[Begin MATERIAL FOR THIS EXERCISE]

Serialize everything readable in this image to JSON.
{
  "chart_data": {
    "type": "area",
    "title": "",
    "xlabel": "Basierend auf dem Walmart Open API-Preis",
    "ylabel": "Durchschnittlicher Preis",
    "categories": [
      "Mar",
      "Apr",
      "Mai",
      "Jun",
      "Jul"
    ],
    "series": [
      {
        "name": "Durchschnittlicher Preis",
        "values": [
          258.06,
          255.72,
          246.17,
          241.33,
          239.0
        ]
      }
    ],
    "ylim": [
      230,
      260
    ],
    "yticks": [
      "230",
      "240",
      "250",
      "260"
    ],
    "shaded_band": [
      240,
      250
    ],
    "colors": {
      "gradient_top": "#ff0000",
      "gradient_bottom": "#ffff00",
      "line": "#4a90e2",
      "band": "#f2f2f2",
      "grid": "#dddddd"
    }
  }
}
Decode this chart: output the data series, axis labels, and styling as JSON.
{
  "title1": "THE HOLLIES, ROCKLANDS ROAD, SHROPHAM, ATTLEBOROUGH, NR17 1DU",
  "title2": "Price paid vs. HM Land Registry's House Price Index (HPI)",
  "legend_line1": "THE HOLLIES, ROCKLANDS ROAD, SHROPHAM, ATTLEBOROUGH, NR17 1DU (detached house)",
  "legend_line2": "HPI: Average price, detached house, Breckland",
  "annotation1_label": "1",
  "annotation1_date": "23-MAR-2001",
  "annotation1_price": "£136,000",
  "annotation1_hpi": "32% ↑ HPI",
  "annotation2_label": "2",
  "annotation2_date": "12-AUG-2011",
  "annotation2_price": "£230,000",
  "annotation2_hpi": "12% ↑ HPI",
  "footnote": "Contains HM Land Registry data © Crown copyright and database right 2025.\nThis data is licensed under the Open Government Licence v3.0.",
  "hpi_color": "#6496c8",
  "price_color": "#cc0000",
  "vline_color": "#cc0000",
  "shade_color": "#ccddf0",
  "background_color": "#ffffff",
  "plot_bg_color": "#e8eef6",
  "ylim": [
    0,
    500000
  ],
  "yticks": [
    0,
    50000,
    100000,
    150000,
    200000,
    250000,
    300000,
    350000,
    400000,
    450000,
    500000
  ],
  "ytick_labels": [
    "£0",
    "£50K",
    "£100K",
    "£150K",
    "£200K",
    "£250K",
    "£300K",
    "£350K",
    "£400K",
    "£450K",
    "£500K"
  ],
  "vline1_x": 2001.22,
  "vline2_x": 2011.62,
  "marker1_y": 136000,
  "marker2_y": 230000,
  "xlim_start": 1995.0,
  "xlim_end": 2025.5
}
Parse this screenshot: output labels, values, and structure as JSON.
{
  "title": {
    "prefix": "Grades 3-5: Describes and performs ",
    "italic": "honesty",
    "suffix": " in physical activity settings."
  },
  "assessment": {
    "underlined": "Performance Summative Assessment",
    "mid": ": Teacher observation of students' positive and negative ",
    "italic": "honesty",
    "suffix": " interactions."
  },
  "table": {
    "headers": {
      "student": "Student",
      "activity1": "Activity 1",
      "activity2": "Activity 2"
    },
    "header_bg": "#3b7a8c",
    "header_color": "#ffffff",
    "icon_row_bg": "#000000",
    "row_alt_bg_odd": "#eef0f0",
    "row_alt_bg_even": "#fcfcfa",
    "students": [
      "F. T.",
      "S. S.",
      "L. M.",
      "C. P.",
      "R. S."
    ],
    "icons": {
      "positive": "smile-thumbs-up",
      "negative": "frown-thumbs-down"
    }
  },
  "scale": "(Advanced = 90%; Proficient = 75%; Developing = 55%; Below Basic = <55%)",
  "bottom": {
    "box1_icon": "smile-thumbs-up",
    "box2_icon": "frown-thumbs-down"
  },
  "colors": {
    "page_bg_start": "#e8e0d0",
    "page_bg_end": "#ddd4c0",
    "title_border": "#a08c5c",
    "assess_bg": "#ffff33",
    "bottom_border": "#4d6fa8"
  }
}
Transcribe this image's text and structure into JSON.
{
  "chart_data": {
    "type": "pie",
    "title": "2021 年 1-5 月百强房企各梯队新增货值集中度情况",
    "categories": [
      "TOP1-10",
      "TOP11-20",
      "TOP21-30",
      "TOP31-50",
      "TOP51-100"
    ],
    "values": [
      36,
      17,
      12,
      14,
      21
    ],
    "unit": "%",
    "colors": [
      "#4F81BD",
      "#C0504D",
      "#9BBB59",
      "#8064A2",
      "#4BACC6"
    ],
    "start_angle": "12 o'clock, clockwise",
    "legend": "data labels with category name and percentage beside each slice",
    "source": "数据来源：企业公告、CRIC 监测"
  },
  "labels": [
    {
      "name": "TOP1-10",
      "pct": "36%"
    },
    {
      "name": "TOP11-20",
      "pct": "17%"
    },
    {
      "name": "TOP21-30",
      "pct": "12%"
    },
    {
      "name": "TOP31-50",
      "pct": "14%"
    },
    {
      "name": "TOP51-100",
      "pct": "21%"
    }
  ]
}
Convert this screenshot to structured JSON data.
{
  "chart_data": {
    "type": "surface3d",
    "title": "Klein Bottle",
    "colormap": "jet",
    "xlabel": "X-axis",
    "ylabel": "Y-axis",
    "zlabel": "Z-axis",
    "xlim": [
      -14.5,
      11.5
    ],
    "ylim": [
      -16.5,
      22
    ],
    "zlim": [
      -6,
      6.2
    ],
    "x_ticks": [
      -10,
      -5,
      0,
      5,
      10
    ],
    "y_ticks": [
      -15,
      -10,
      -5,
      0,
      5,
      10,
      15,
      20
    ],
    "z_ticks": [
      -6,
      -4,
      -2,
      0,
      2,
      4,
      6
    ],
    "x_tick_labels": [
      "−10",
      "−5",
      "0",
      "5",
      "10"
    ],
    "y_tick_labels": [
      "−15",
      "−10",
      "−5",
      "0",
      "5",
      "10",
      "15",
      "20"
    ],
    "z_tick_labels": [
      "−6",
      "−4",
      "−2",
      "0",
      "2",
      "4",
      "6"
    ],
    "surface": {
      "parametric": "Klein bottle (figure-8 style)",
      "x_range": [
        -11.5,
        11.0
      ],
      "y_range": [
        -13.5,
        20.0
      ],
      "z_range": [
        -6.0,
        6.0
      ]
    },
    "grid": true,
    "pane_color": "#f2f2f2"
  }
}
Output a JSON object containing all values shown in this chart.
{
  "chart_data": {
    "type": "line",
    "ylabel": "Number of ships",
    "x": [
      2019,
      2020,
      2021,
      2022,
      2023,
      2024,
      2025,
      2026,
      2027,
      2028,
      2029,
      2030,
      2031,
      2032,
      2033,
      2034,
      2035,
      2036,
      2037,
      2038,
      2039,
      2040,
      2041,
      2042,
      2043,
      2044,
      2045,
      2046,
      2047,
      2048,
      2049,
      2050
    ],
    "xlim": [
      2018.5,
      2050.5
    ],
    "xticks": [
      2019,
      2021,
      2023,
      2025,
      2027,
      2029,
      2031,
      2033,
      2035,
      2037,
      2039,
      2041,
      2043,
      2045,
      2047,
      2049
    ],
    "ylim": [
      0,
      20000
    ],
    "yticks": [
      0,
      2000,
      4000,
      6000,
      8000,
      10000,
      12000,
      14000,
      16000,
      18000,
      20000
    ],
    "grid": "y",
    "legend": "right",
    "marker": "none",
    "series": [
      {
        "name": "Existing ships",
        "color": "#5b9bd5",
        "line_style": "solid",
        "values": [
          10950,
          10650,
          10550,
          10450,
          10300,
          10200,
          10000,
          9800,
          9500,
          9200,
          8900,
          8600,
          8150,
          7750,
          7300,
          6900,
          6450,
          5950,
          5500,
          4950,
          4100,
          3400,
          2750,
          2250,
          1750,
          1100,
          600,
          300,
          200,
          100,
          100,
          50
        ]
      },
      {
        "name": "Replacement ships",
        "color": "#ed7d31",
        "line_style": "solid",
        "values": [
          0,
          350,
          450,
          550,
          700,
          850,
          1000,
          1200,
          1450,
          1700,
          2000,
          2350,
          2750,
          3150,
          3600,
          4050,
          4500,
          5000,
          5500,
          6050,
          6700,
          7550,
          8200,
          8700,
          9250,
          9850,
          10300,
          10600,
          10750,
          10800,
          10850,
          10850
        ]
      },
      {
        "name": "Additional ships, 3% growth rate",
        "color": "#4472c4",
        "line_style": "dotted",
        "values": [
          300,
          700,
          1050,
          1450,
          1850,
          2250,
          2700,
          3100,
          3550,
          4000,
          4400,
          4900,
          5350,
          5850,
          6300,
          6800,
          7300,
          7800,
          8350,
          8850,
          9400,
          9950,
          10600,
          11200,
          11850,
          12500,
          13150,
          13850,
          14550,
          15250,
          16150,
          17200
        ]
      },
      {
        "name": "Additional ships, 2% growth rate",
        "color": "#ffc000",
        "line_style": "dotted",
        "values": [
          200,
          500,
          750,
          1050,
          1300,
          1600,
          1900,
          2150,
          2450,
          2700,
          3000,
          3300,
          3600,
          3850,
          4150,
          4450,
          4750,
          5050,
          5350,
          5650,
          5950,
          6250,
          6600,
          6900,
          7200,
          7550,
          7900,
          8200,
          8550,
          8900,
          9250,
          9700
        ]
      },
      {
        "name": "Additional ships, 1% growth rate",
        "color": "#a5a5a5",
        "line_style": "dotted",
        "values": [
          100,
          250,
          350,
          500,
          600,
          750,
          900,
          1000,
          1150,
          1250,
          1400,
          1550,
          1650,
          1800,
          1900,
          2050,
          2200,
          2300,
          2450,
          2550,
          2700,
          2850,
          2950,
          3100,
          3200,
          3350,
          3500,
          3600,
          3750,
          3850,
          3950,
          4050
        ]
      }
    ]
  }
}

[End MATERIAL FOR THIS EXERCISE]

_EXERCISE DIRECTIONS_: How many lines in the data contain the string "JSON"? Respond with the number only.

_EXERCISE RESULT_: 6